Exercise instructions.
Nothing should be left out: repeat all the data exactly.

Provided data.
================================

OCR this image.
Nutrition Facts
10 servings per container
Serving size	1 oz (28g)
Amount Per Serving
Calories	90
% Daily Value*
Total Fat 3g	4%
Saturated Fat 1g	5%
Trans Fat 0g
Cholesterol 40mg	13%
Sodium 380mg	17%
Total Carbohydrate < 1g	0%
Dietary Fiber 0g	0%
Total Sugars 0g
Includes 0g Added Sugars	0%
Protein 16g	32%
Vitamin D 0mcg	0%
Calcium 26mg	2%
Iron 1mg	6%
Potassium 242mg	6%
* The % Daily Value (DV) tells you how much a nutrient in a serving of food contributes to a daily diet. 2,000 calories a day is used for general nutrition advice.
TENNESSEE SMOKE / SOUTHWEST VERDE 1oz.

================================

Result for this exercise.
OCR this image.
Nutrition Facts
10 servings per container
Serving size	1 oz (28g)
Amount Per Serving
Calories	90
% Daily Value*
Total Fat 3g	4%
Saturated Fat 1g	5%
Trans Fat 0g
Cholesterol 40mg	13%
Sodium 380mg	17%
Total Carbohydrate < 1g	0%
Dietary Fiber 0g	0%
Total Sugars 0g
Includes 0g Added Sugars	0%
Protein 16g	32%
Vitamin D 0mcg	0%
Calcium 26mg	2%
Iron 1mg	6%
Potassium 242mg	6%
* The % Daily Value (DV) tells you how much a nutrient in a serving of food contributes to a daily diet. 2,000 calories a day is used for general nutrition advice.
TENNESSEE SMOKE / SOUTHWEST VERDE 1oz.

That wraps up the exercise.